SET PROBLEM ▸ Take all the material and copy it exactly.

GIVEN INFORMATION ▸
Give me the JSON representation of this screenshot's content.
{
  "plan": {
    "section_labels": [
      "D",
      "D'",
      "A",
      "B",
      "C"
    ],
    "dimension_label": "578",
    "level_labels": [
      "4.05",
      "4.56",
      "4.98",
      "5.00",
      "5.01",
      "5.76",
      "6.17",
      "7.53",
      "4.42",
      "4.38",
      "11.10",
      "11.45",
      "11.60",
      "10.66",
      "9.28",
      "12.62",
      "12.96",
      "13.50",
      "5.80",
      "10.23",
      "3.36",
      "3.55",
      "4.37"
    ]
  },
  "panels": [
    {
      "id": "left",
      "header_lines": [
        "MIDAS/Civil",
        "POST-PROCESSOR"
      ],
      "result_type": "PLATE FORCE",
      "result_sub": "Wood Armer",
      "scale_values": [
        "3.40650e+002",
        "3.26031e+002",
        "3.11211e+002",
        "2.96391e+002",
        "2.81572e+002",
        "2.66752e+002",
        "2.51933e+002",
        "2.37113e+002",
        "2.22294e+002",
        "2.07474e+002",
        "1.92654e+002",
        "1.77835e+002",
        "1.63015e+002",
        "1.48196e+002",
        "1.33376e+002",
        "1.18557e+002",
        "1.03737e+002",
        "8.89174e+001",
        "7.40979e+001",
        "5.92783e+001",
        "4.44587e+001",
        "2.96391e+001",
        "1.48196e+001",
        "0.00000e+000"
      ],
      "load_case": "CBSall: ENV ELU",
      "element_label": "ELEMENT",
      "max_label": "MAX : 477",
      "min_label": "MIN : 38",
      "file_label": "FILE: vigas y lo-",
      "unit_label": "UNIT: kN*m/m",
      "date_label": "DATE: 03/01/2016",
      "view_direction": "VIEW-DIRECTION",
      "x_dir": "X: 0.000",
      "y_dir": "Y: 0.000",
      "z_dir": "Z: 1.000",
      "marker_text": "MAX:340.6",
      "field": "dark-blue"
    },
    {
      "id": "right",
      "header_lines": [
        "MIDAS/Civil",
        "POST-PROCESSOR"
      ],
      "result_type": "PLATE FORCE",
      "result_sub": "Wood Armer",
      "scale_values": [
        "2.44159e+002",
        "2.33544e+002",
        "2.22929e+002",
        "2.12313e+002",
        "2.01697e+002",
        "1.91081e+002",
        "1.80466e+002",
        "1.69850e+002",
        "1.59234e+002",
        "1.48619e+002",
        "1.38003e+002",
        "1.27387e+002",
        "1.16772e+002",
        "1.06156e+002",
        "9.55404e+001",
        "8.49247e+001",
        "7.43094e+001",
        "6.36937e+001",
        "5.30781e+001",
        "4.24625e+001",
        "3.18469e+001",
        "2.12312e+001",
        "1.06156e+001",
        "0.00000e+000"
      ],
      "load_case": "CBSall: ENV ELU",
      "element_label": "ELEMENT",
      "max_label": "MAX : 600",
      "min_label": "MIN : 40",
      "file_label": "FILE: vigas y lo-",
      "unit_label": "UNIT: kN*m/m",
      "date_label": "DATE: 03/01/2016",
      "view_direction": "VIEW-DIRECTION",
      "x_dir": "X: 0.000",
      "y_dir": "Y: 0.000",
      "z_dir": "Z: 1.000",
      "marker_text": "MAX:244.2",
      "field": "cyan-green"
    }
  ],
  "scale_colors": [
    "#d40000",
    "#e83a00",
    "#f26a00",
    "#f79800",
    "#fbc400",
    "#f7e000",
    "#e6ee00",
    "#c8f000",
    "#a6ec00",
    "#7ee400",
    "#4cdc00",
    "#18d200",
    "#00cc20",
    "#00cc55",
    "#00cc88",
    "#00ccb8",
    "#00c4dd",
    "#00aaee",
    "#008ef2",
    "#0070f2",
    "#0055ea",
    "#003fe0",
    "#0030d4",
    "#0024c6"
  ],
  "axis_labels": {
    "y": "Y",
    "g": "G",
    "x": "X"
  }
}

WRITTEN RESPONSE ▸
Give me the JSON representation of this screenshot's content.
{
  "plan": {
    "section_labels": [
      "D",
      "D'",
      "A",
      "B",
      "C"
    ],
    "dimension_label": "578",
    "level_labels": [
      "4.05",
      "4.56",
      "4.98",
      "5.00",
      "5.01",
      "5.76",
      "6.17",
      "7.53",
      "4.42",
      "4.38",
      "11.10",
      "11.45",
      "11.60",
      "10.66",
      "9.28",
      "12.62",
      "12.96",
      "13.50",
      "5.80",
      "10.23",
      "3.36",
      "3.55",
      "4.37"
    ]
  },
  "panels": [
    {
      "id": "left",
      "header_lines": [
        "MIDAS/Civil",
        "POST-PROCESSOR"
      ],
      "result_type": "PLATE FORCE",
      "result_sub": "Wood Armer",
      "scale_values": [
        "3.40650e+002",
        "3.26031e+002",
        "3.11211e+002",
        "2.96391e+002",
        "2.81572e+002",
        "2.66752e+002",
        "2.51933e+002",
        "2.37113e+002",
        "2.22294e+002",
        "2.07474e+002",
        "1.92654e+002",
        "1.77835e+002",
        "1.63015e+002",
        "1.48196e+002",
        "1.33376e+002",
        "1.18557e+002",
        "1.03737e+002",
        "8.89174e+001",
        "7.40979e+001",
        "5.92783e+001",
        "4.44587e+001",
        "2.96391e+001",
        "1.48196e+001",
        "0.00000e+000"
      ],
      "load_case": "CBSall: ENV ELU",
      "element_label": "ELEMENT",
      "max_label": "MAX : 477",
      "min_label": "MIN : 38",
      "file_label": "FILE: vigas y lo-",
      "unit_label": "UNIT: kN*m/m",
      "date_label": "DATE: 03/01/2016",
      "view_direction": "VIEW-DIRECTION",
      "x_dir": "X: 0.000",
      "y_dir": "Y: 0.000",
      "z_dir": "Z: 1.000",
      "marker_text": "MAX:340.6",
      "field": "dark-blue"
    },
    {
      "id": "right",
      "header_lines": [
        "MIDAS/Civil",
        "POST-PROCESSOR"
      ],
      "result_type": "PLATE FORCE",
      "result_sub": "Wood Armer",
      "scale_values": [
        "2.44159e+002",
        "2.33544e+002",
        "2.22929e+002",
        "2.12313e+002",
        "2.01697e+002",
        "1.91081e+002",
        "1.80466e+002",
        "1.69850e+002",
        "1.59234e+002",
        "1.48619e+002",
        "1.38003e+002",
        "1.27387e+002",
        "1.16772e+002",
        "1.06156e+002",
        "9.55404e+001",
        "8.49247e+001",
        "7.43094e+001",
        "6.36937e+001",
        "5.30781e+001",
        "4.24625e+001",
        "3.18469e+001",
        "2.12312e+001",
        "1.06156e+001",
        "0.00000e+000"
      ],
      "load_case": "CBSall: ENV ELU",
      "element_label": "ELEMENT",
      "max_label": "MAX : 600",
      "min_label": "MIN : 40",
      "file_label": "FILE: vigas y lo-",
      "unit_label": "UNIT: kN*m/m",
      "date_label": "DATE: 03/01/2016",
      "view_direction": "VIEW-DIRECTION",
      "x_dir": "X: 0.000",
      "y_dir": "Y: 0.000",
      "z_dir": "Z: 1.000",
      "marker_text": "MAX:244.2",
      "field": "cyan-green"
    }
  ],
  "scale_colors": [
    "#d40000",
    "#e83a00",
    "#f26a00",
    "#f79800",
    "#fbc400",
    "#f7e000",
    "#e6ee00",
    "#c8f000",
    "#a6ec00",
    "#7ee400",
    "#4cdc00",
    "#18d200",
    "#00cc20",
    "#00cc55",
    "#00cc88",
    "#00ccb8",
    "#00c4dd",
    "#00aaee",
    "#008ef2",
    "#0070f2",
    "#0055ea",
    "#003fe0",
    "#0030d4",
    "#0024c6"
  ],
  "axis_labels": {
    "y": "Y",
    "g": "G",
    "x": "X"
  }
}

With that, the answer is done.